(Stored data)
—————

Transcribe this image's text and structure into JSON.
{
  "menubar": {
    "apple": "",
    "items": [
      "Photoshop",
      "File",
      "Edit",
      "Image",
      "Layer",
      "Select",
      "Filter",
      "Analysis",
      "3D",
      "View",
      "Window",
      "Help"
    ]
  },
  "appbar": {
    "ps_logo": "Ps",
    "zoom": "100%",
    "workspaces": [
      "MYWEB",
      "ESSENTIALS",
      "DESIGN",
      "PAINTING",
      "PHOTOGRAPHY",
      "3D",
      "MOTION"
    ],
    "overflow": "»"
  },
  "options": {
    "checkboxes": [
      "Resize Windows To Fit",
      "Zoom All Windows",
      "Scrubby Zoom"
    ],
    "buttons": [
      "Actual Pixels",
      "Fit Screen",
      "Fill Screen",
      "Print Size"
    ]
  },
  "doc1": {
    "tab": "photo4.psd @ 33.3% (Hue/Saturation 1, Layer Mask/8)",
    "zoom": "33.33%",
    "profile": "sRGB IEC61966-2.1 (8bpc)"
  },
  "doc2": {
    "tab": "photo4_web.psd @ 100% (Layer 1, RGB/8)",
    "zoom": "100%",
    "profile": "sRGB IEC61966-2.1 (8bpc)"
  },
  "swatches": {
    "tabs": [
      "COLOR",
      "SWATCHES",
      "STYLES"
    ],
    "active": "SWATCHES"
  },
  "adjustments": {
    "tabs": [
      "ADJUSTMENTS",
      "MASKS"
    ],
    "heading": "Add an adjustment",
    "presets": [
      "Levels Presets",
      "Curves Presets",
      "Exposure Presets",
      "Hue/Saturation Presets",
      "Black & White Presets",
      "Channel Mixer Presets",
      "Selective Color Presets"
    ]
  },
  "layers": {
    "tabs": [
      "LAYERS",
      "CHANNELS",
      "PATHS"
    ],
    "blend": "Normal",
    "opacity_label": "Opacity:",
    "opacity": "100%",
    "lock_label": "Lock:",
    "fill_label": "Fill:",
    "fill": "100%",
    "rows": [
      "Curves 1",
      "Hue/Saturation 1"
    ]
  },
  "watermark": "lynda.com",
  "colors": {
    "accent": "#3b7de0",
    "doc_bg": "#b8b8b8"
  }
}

—————

Go through the listing above and locate each line that holds the word "Saturation". Copy those lines.

    "tab": "photo4.psd @ 33.3% (Hue/Saturation 1, Layer Mask/8)",
      "Hue/Saturation Presets",
      "Hue/Saturation 1"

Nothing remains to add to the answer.